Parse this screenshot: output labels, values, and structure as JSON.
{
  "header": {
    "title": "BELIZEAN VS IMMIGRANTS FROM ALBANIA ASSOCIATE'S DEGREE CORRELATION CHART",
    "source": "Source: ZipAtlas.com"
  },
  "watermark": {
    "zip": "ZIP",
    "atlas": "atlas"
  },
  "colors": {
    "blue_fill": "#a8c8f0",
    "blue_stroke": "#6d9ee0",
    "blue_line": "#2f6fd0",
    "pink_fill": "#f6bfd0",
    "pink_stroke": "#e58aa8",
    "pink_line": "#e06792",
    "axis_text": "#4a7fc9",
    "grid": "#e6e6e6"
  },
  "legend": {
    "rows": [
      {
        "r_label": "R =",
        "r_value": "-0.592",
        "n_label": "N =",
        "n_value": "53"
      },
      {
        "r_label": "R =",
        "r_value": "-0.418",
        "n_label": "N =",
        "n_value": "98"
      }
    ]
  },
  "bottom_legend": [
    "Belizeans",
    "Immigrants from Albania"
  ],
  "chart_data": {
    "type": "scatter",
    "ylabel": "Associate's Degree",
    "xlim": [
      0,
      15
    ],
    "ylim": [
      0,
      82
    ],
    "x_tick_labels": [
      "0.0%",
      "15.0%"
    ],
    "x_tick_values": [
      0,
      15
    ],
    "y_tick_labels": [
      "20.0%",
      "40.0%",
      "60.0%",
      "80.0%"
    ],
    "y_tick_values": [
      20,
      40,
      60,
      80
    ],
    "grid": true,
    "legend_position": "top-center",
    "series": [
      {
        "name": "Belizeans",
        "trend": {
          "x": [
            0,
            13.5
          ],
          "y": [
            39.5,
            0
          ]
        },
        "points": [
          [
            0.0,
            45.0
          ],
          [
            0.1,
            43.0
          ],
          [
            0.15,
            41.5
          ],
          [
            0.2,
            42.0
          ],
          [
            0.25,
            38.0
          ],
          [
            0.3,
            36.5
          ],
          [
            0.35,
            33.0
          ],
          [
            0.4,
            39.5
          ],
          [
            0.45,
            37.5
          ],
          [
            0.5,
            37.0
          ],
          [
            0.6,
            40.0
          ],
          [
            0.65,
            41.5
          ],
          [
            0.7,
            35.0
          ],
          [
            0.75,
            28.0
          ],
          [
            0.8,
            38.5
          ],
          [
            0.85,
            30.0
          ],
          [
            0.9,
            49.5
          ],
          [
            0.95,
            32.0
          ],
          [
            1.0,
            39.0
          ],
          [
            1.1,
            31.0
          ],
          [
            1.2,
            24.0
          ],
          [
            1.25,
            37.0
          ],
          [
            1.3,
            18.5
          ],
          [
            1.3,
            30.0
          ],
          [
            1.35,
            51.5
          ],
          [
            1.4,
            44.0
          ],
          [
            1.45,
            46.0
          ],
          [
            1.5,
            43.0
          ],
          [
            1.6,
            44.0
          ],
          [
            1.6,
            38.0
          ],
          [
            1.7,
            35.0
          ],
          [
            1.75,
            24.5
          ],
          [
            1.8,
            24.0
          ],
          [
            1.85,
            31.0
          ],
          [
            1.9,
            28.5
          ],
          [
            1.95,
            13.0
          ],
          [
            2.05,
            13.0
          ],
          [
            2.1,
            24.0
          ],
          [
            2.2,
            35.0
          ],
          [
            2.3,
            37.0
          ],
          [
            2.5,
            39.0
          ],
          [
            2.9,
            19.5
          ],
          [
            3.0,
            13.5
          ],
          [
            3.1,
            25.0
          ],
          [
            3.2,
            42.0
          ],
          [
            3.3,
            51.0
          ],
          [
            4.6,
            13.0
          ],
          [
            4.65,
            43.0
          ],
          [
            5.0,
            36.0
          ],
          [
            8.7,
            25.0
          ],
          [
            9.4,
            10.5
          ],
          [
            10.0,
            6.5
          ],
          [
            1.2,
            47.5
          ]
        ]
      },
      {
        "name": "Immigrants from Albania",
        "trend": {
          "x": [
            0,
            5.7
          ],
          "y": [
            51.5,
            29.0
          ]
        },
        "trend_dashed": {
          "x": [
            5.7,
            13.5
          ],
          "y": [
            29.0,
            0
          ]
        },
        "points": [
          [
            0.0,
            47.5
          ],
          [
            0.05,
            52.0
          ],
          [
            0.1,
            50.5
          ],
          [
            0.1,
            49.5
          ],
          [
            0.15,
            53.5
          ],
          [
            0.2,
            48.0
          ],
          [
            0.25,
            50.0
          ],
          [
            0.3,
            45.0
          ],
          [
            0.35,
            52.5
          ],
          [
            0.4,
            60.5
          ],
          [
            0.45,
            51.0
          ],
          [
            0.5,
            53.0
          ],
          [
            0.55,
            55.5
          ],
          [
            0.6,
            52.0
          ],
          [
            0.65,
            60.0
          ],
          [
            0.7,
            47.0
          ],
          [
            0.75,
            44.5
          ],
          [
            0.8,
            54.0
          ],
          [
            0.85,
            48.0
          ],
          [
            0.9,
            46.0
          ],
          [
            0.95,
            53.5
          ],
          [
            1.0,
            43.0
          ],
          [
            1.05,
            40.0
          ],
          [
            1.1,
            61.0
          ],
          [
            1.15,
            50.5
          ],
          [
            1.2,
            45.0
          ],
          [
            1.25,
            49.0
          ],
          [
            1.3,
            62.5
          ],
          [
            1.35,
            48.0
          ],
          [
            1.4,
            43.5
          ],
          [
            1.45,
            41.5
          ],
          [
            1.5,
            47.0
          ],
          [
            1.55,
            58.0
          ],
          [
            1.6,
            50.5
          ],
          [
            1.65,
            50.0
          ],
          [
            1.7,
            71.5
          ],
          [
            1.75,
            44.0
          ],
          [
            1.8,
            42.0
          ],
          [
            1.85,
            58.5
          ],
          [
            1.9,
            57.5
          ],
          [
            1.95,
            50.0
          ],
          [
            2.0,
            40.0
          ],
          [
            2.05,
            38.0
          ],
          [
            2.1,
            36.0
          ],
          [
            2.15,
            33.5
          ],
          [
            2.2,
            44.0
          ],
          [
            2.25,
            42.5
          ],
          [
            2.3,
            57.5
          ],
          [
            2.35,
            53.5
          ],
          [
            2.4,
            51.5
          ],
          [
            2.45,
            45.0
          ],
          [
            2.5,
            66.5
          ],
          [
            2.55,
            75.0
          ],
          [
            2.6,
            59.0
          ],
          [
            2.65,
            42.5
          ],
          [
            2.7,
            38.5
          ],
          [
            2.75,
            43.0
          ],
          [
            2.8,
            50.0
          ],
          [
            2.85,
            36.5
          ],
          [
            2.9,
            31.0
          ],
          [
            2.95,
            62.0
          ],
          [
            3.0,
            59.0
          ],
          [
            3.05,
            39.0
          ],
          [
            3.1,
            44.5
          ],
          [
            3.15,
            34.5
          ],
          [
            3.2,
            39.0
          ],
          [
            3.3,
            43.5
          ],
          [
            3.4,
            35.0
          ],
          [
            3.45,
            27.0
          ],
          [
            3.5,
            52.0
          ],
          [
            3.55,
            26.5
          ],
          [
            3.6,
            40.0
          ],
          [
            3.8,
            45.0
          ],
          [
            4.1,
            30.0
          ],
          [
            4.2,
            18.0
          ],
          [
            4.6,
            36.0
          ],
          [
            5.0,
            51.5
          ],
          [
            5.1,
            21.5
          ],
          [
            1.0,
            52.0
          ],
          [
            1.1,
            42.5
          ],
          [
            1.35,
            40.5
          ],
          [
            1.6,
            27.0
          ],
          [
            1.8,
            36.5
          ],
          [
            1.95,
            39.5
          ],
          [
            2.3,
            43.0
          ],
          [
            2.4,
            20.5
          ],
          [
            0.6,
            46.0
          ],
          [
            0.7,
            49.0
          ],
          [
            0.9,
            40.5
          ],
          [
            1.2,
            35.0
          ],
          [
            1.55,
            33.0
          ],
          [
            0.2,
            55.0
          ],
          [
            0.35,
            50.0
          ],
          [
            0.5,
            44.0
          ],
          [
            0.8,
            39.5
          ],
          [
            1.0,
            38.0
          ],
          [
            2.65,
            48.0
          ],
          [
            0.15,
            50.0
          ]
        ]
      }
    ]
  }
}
•••
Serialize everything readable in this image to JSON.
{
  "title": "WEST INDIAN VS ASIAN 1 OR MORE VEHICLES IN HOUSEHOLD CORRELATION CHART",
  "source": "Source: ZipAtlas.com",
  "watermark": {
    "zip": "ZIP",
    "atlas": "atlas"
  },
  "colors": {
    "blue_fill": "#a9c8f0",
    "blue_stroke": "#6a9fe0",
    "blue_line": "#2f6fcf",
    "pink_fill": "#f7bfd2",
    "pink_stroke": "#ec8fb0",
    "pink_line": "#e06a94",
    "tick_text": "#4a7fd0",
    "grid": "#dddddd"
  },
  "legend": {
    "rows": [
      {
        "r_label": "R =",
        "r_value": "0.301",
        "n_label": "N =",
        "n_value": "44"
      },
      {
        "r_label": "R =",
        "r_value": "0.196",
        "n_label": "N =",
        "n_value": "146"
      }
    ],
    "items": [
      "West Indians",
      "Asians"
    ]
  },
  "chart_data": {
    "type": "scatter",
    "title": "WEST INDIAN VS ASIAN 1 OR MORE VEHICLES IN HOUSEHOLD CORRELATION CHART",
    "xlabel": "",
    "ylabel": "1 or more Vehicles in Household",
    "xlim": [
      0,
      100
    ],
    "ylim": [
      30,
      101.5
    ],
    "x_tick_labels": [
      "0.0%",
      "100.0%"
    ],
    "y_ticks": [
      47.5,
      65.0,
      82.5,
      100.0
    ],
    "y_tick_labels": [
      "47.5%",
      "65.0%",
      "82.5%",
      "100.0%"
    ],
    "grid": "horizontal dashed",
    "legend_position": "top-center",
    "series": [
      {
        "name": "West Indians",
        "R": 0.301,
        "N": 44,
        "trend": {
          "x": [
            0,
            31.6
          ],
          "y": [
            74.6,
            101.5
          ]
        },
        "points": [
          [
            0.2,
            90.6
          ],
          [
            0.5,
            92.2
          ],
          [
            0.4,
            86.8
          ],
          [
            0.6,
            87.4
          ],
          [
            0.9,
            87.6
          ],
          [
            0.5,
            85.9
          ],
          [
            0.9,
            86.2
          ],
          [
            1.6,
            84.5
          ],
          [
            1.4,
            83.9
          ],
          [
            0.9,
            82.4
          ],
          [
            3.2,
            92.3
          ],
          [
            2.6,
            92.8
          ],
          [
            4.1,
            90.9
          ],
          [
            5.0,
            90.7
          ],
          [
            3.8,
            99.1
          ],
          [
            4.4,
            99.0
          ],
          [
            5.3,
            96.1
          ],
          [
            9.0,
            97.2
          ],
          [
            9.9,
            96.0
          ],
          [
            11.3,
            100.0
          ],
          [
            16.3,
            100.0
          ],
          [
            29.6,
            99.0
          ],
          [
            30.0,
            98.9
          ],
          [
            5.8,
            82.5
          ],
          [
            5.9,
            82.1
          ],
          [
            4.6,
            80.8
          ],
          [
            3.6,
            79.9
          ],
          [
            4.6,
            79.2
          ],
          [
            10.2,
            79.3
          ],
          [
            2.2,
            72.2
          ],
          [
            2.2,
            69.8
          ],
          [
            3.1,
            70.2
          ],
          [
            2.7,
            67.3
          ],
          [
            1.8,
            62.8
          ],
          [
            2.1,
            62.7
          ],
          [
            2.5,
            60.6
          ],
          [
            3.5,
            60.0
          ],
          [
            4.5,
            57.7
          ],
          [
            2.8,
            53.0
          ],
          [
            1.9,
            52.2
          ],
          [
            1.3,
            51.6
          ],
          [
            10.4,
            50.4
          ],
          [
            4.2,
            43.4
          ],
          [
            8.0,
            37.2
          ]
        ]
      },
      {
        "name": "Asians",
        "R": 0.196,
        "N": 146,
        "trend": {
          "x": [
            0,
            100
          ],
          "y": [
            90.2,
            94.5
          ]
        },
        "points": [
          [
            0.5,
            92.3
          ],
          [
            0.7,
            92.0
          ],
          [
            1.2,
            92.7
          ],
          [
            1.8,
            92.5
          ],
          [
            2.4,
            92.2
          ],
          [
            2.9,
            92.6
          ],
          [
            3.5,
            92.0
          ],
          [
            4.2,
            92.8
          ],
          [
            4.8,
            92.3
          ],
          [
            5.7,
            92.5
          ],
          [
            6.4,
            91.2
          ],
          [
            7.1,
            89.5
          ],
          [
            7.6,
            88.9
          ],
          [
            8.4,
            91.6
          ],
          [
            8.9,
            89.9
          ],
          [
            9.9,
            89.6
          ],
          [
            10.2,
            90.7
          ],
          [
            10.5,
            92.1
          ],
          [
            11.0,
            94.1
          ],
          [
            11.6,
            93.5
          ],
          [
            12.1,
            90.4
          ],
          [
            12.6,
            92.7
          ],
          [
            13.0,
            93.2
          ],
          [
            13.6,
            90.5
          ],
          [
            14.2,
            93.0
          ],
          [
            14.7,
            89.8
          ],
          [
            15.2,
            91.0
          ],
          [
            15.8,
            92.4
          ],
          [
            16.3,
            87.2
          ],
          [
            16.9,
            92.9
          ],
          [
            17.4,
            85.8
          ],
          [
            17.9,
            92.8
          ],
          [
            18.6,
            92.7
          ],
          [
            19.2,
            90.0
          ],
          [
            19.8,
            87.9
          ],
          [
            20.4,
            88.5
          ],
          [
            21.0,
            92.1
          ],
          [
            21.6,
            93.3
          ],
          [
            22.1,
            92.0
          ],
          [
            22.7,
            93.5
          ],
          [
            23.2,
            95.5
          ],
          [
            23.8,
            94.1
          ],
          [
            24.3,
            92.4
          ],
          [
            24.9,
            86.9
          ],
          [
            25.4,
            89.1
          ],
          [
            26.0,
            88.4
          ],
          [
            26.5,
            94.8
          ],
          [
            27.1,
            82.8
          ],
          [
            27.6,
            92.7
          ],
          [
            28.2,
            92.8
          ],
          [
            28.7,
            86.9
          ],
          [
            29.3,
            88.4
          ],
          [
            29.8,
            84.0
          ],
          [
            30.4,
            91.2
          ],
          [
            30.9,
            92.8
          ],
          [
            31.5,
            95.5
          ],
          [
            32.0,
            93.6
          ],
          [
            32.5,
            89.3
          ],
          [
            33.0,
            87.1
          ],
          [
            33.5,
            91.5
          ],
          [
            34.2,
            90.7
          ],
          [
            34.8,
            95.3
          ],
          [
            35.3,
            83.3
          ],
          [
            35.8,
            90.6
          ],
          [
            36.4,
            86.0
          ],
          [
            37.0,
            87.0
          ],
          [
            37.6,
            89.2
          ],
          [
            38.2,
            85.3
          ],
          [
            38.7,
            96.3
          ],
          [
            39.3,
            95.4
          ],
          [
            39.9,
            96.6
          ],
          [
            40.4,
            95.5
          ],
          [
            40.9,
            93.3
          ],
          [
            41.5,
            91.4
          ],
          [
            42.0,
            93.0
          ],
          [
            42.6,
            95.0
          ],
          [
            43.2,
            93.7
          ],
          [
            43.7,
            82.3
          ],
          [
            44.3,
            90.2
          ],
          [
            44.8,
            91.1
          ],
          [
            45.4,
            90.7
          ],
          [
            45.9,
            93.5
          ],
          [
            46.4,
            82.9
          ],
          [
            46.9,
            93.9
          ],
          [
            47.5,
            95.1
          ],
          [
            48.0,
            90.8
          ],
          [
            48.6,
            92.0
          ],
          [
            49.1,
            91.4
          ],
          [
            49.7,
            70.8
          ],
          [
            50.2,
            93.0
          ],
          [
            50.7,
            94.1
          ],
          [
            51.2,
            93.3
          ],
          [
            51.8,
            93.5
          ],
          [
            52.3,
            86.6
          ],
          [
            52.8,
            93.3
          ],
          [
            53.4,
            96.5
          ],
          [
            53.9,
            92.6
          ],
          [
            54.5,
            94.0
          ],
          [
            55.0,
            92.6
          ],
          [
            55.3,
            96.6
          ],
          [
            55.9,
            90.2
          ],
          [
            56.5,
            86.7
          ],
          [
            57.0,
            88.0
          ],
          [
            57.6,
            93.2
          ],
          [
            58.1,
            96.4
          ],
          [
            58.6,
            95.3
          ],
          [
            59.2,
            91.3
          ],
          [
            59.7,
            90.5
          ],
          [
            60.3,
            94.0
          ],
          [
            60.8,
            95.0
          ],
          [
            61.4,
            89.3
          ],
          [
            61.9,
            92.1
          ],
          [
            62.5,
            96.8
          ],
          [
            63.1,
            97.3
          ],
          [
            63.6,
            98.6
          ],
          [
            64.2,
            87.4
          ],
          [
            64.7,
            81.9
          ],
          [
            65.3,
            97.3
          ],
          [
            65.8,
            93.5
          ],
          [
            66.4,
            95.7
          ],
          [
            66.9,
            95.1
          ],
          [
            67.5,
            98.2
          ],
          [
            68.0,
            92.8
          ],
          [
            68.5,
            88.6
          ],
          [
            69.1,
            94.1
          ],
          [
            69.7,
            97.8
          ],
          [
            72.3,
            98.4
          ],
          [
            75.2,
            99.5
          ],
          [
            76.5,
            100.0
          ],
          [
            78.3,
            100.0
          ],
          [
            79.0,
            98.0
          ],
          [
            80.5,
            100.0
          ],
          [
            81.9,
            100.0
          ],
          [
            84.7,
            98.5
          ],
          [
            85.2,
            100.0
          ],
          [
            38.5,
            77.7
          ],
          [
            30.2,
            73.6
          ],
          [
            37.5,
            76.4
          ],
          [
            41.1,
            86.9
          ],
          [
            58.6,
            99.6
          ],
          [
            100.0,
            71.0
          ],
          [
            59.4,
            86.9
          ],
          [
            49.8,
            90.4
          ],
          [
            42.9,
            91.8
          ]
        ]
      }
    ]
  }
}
•••
* **Directions**: For each line of the listing that holds the word "CORRELATION", show that line.

* **Task solution**:
    "title": "BELIZEAN VS IMMIGRANTS FROM ALBANIA ASSOCIATE'S DEGREE CORRELATION CHART",
  "title": "WEST INDIAN VS ASIAN 1 OR MORE VEHICLES IN HOUSEHOLD CORRELATION CHART",
    "title": "WEST INDIAN VS ASIAN 1 OR MORE VEHICLES IN HOUSEHOLD CORRELATION CHART",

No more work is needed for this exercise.